[Figure record extracts]
---+---

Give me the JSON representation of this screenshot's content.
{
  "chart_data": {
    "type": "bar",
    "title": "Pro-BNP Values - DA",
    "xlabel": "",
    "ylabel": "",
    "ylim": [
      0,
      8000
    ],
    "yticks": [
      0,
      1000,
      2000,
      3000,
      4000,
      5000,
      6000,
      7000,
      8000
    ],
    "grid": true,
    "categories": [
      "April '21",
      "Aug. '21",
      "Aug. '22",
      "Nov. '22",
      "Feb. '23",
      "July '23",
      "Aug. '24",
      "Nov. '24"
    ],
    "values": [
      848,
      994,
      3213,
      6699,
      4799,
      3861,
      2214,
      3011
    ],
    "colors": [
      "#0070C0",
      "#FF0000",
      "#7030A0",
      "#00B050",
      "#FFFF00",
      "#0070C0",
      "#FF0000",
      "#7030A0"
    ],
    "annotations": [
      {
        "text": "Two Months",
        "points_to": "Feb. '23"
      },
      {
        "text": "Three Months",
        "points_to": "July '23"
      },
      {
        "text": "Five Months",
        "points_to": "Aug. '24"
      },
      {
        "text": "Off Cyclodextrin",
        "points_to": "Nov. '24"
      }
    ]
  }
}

---+---

[BRIEF]
Which lines include the word "Months"? Copy every one of them.

[PROBLEM SOLUTION]
        "text": "Two Months",
        "text": "Three Months",
        "text": "Five Months",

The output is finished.